Written problem →
Locate the lines of the listing below that hold "операційної", then copy each of them.

Data records:
━━━━━━━━━━━━━━━━━━━━━━━━━━━━━━

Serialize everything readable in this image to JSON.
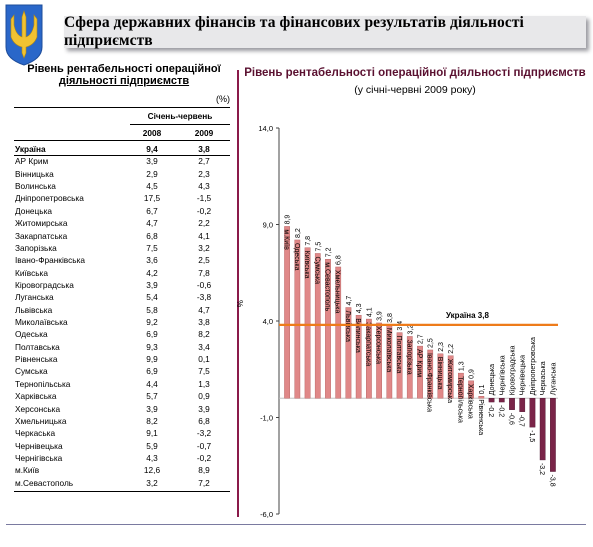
{
  "header": {
    "title": "Сфера державних фінансів та фінансових результатів діяльності підприємств"
  },
  "table": {
    "title_line1": "Рівень рентабельності операційної",
    "title_line2": "діяльності підприємств",
    "unit": "(%)",
    "period": "Січень-червень",
    "col1": "2008",
    "col2": "2009",
    "rows": [
      {
        "name": "Україна",
        "v2008": "9,4",
        "v2009": "3,8"
      },
      {
        "name": "АР Крим",
        "v2008": "3,9",
        "v2009": "2,7"
      },
      {
        "name": "Вінницька",
        "v2008": "2,9",
        "v2009": "2,3"
      },
      {
        "name": "Волинська",
        "v2008": "4,5",
        "v2009": "4,3"
      },
      {
        "name": "Дніпропетровська",
        "v2008": "17,5",
        "v2009": "-1,5"
      },
      {
        "name": "Донецька",
        "v2008": "6,7",
        "v2009": "-0,2"
      },
      {
        "name": "Житомирська",
        "v2008": "4,7",
        "v2009": "2,2"
      },
      {
        "name": "Закарпатська",
        "v2008": "6,8",
        "v2009": "4,1"
      },
      {
        "name": "Запорізька",
        "v2008": "7,5",
        "v2009": "3,2"
      },
      {
        "name": "Івано-Франківська",
        "v2008": "3,6",
        "v2009": "2,5"
      },
      {
        "name": "Київська",
        "v2008": "4,2",
        "v2009": "7,8"
      },
      {
        "name": "Кіровоградська",
        "v2008": "3,9",
        "v2009": "-0,6"
      },
      {
        "name": "Луганська",
        "v2008": "5,4",
        "v2009": "-3,8"
      },
      {
        "name": "Львівська",
        "v2008": "5,8",
        "v2009": "4,7"
      },
      {
        "name": "Миколаївська",
        "v2008": "9,2",
        "v2009": "3,8"
      },
      {
        "name": "Одеська",
        "v2008": "6,9",
        "v2009": "8,2"
      },
      {
        "name": "Полтавська",
        "v2008": "9,3",
        "v2009": "3,4"
      },
      {
        "name": "Рівненська",
        "v2008": "9,9",
        "v2009": "0,1"
      },
      {
        "name": "Сумська",
        "v2008": "6,9",
        "v2009": "7,5"
      },
      {
        "name": "Тернопільська",
        "v2008": "4,4",
        "v2009": "1,3"
      },
      {
        "name": "Харківська",
        "v2008": "5,7",
        "v2009": "0,9"
      },
      {
        "name": "Херсонська",
        "v2008": "3,9",
        "v2009": "3,9"
      },
      {
        "name": "Хмельницька",
        "v2008": "8,2",
        "v2009": "6,8"
      },
      {
        "name": "Черкаська",
        "v2008": "9,1",
        "v2009": "-3,2"
      },
      {
        "name": "Чернівецька",
        "v2008": "5,9",
        "v2009": "-0,7"
      },
      {
        "name": "Чернігівська",
        "v2008": "4,3",
        "v2009": "-0,2"
      },
      {
        "name": "м.Київ",
        "v2008": "12,6",
        "v2009": "8,9"
      },
      {
        "name": "м.Севастополь",
        "v2008": "3,2",
        "v2009": "7,2"
      }
    ]
  },
  "chart_data": {
    "type": "bar",
    "title": "Рівень рентабельності операційної діяльності підприємств",
    "subtitle": "(у січні-червні 2009 року)",
    "ylabel": "%",
    "ylim": [
      -6.0,
      14.0
    ],
    "yticks": [
      "14,0",
      "9,0",
      "4,0",
      "-1,0",
      "-6,0"
    ],
    "ytick_values": [
      14,
      9,
      4,
      -1,
      -6
    ],
    "reference_line": {
      "label": "Україна 3,8",
      "value": 3.8,
      "color": "#ee7b1a"
    },
    "positive_color": "#e08888",
    "negative_color": "#7a2448",
    "categories": [
      "м.Київ",
      "Одеська",
      "Київська",
      "Сумська",
      "м.Севастополь",
      "Хмельницька",
      "Львівська",
      "Волинська",
      "Закарпатська",
      "Херсонська",
      "Миколаївська",
      "Полтавська",
      "Запорізька",
      "АР Крим",
      "Івано-Франківська",
      "Вінницька",
      "Житомирська",
      "Тернопільська",
      "Харківська",
      "Рівненська",
      "Донецька",
      "Чернігівська",
      "Кіровоградська",
      "Чернівецька",
      "Дніпропетровська",
      "Черкаська",
      "Луганська"
    ],
    "values": [
      8.9,
      8.2,
      7.8,
      7.5,
      7.2,
      6.8,
      4.7,
      4.3,
      4.1,
      3.9,
      3.8,
      3.4,
      3.2,
      2.7,
      2.5,
      2.3,
      2.2,
      1.3,
      0.9,
      0.1,
      -0.2,
      -0.2,
      -0.6,
      -0.7,
      -1.5,
      -3.2,
      -3.8
    ],
    "value_labels": [
      "8,9",
      "8,2",
      "7,8",
      "7,5",
      "7,2",
      "6,8",
      "4,7",
      "4,3",
      "4,1",
      "3,9",
      "3,8",
      "3,4",
      "3,2",
      "2,7",
      "2,5",
      "2,3",
      "2,2",
      "1,3",
      "0,9",
      "0,1",
      "-0,2",
      "-0,2",
      "-0,6",
      "-0,7",
      "-1,5",
      "-3,2",
      "-3,8"
    ]
  }
}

━━━━━━━━━━━━━━━━━━━━━━━━━━━━━━

Response to this task →
    "title_line1": "Рівень рентабельності операційної",
    "title": "Рівень рентабельності операційної діяльності підприємств",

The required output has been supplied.